(Collection entries)
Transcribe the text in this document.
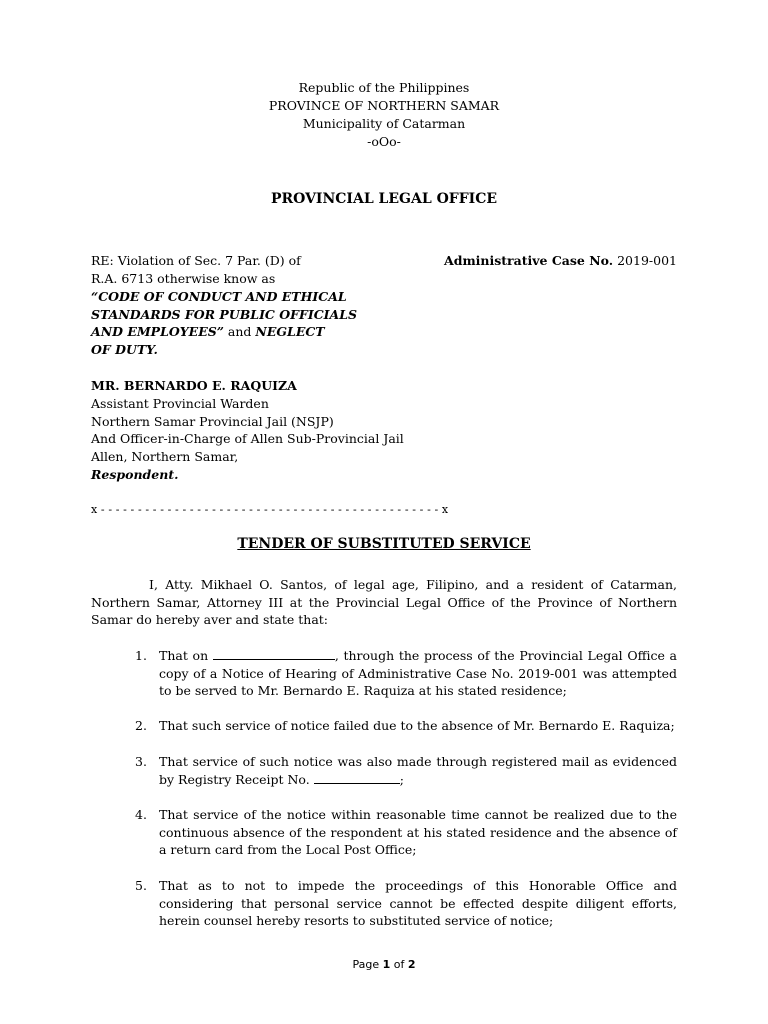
Republic of the Philippines
PROVINCE OF NORTHERN SAMAR
Municipality of Catarman
-oOo-
PROVINCIAL LEGAL OFFICE
RE: Violation of Sec. 7 Par. (D) of
R.A. 6713 otherwise know as
“CODE OF CONDUCT AND ETHICAL
STANDARDS FOR PUBLIC OFFICIALS
AND EMPLOYEES” and NEGLECT
OF DUTY.
Administrative Case No. 2019-001
MR. BERNARDO E. RAQUIZA
Assistant Provincial Warden
Northern Samar Provincial Jail (NSJP)
And Officer-in-Charge of Allen Sub-Provincial Jail
Allen, Northern Samar,
Respondent.
x - - - - - - - - - - - - - - - - - - - - - - - - - - - - - - - - - - - - - - - - - - - - - - x
TENDER OF SUBSTITUTED SERVICE
I, Atty. Mikhael O. Santos, of legal age, Filipino, and a resident of Catarman, Northern Samar, Attorney III at the Provincial Legal Office of the Province of Northern Samar do hereby aver and state that:
1. That on	, through the process of the Provincial Legal Office a copy of a Notice of Hearing of Administrative Case No. 2019-001 was attempted to be served to Mr. Bernardo E. Raquiza at his stated residence;
2. That such service of notice failed due to the absence of Mr. Bernardo E. Raquiza;
3. That service of such notice was also made through registered mail as evidenced by Registry Receipt No.	;
4. That service of the notice within reasonable time cannot be realized due to the continuous absence of the respondent at his stated residence and the absence of a return card from the Local Post Office;
5. That as to not to impede the proceedings of this Honorable Office and considering that personal service cannot be effected despite diligent efforts, herein counsel hereby resorts to substituted service of notice;
Page 1 of 2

Written exercise
Print each record exactly as it stands, leaving the images out.

Response to the exercise
Transcribe the text in this document.
Republic of the Philippines
PROVINCE OF NORTHERN SAMAR
Municipality of Catarman
-oOo-
PROVINCIAL LEGAL OFFICE
RE: Violation of Sec. 7 Par. (D) of
R.A. 6713 otherwise know as
“CODE OF CONDUCT AND ETHICAL
STANDARDS FOR PUBLIC OFFICIALS
AND EMPLOYEES” and NEGLECT
OF DUTY.
Administrative Case No. 2019-001
MR. BERNARDO E. RAQUIZA
Assistant Provincial Warden
Northern Samar Provincial Jail (NSJP)
And Officer-in-Charge of Allen Sub-Provincial Jail
Allen, Northern Samar,
Respondent.
x - - - - - - - - - - - - - - - - - - - - - - - - - - - - - - - - - - - - - - - - - - - - - - x
TENDER OF SUBSTITUTED SERVICE
I, Atty. Mikhael O. Santos, of legal age, Filipino, and a resident of Catarman, Northern Samar, Attorney III at the Provincial Legal Office of the Province of Northern Samar do hereby aver and state that:
1. That on	, through the process of the Provincial Legal Office a copy of a Notice of Hearing of Administrative Case No. 2019-001 was attempted to be served to Mr. Bernardo E. Raquiza at his stated residence;
2. That such service of notice failed due to the absence of Mr. Bernardo E. Raquiza;
3. That service of such notice was also made through registered mail as evidenced by Registry Receipt No.	;
4. That service of the notice within reasonable time cannot be realized due to the continuous absence of the respondent at his stated residence and the absence of a return card from the Local Post Office;
5. That as to not to impede the proceedings of this Honorable Office and considering that personal service cannot be effected despite diligent efforts, herein counsel hereby resorts to substituted service of notice;
Page 1 of 2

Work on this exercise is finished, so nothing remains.